### Supplied entries:
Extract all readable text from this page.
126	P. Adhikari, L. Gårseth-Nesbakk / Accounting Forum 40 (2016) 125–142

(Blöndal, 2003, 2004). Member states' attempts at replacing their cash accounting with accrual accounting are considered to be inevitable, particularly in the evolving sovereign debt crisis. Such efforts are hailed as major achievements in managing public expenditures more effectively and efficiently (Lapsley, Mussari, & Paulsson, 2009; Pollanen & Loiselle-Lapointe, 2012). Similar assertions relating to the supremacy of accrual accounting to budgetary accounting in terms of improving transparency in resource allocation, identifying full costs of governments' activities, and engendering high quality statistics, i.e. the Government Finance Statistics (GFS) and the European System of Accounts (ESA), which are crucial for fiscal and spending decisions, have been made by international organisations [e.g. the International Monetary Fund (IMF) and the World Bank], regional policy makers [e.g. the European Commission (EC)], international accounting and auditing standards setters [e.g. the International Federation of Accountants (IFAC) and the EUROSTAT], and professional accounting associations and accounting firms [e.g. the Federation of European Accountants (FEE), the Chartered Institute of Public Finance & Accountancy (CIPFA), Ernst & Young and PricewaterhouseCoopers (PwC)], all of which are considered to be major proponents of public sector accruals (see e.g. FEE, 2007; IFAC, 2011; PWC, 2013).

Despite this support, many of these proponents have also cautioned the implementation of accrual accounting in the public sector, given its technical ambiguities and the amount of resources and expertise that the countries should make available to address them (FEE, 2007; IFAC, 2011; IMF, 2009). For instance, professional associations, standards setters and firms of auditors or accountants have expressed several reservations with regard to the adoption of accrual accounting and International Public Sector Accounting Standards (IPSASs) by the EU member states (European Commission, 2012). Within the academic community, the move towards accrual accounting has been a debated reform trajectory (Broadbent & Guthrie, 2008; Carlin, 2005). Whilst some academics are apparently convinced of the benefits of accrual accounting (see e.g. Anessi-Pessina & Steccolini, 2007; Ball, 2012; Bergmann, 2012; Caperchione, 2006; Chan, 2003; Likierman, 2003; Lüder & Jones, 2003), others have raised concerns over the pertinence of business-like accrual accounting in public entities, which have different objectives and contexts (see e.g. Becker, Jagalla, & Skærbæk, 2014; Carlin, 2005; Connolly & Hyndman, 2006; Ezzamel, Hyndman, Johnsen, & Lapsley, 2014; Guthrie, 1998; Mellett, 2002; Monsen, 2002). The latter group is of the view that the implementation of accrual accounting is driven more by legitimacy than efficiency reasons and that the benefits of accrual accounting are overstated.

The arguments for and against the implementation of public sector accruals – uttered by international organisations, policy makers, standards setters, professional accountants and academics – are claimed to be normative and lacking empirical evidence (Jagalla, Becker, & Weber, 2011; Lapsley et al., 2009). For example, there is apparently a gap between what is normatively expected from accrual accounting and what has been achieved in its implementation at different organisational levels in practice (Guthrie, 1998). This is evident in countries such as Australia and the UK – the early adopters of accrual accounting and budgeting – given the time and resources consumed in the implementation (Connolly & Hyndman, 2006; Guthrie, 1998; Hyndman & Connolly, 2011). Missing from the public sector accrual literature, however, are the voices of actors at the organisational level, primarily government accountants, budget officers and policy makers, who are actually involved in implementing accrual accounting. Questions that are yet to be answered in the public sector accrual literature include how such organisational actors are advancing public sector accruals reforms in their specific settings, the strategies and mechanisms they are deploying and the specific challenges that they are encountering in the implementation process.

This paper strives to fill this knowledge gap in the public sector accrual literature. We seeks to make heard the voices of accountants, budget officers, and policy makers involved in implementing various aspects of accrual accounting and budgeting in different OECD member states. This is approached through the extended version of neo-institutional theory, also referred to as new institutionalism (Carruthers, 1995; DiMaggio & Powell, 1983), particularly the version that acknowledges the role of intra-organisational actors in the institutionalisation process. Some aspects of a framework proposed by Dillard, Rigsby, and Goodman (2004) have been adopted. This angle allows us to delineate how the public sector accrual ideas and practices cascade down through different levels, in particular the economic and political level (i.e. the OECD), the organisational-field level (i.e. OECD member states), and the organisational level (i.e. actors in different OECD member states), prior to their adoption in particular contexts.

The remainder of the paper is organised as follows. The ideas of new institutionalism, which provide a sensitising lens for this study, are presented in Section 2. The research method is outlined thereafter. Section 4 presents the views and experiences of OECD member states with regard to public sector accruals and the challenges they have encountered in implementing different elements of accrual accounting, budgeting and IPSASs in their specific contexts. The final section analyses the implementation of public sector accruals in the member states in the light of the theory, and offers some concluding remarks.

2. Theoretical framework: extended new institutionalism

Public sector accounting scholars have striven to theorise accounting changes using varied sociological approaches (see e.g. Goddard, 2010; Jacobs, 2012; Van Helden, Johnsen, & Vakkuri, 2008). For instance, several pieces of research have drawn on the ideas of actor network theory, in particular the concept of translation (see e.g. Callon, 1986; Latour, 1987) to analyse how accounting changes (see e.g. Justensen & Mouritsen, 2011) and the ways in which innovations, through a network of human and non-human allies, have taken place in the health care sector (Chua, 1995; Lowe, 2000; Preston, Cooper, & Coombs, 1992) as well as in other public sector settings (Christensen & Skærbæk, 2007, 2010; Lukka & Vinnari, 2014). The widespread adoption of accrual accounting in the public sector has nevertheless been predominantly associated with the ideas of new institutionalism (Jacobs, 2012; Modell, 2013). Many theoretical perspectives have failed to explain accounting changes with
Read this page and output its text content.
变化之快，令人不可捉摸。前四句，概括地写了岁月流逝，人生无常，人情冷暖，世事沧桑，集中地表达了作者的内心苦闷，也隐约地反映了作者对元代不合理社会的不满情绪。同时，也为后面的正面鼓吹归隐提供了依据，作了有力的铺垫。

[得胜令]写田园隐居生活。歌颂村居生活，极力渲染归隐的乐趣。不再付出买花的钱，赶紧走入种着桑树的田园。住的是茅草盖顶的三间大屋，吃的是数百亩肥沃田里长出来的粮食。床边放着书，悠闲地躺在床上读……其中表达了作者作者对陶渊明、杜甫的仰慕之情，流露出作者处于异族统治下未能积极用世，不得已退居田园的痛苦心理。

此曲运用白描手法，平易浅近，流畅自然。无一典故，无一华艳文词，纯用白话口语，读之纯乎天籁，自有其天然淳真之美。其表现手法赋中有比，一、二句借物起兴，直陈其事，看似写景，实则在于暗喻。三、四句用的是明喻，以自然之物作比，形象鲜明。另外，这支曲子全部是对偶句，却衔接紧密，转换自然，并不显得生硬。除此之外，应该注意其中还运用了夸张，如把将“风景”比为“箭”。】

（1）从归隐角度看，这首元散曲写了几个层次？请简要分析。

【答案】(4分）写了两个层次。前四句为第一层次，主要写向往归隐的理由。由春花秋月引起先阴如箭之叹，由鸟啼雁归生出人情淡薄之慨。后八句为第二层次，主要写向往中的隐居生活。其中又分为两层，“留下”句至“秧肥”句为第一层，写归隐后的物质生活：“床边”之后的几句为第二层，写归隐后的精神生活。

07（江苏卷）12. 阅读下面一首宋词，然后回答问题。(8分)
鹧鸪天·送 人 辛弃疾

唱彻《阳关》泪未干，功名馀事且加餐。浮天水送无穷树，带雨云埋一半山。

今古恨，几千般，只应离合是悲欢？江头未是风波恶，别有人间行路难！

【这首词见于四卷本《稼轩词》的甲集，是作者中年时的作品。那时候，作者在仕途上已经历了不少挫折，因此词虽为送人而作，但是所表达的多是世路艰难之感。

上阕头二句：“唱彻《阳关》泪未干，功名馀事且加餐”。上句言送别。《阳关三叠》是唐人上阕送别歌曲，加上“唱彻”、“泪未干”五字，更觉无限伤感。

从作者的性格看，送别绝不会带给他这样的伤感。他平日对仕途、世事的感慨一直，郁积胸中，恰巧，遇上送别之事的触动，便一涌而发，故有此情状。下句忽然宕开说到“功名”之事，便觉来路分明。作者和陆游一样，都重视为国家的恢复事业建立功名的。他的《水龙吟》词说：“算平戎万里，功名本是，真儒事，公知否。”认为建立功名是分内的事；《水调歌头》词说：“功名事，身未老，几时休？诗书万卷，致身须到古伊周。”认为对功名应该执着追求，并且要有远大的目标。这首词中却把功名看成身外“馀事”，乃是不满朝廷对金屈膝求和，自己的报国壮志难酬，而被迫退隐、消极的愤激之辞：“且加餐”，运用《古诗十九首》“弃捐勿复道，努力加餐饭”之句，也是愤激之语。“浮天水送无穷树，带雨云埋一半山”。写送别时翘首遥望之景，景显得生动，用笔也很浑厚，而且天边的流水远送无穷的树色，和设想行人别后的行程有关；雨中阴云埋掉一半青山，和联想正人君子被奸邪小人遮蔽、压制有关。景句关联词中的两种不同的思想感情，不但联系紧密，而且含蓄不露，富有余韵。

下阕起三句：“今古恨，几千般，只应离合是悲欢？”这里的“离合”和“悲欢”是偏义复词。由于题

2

### Description of the task:
Reproduce each line holding the word "功名馀事且加餐".

### Reply:
唱彻《阳关》泪未干，功名馀事且加餐。浮天水送无穷树，带雨云埋一半山。
上阕头二句：“唱彻《阳关》泪未干，功名馀事且加餐”。上句言送别。《阳关三叠》是唐人上阕送别歌曲，加上“唱彻”、“泪未干”五字，更觉无限伤感。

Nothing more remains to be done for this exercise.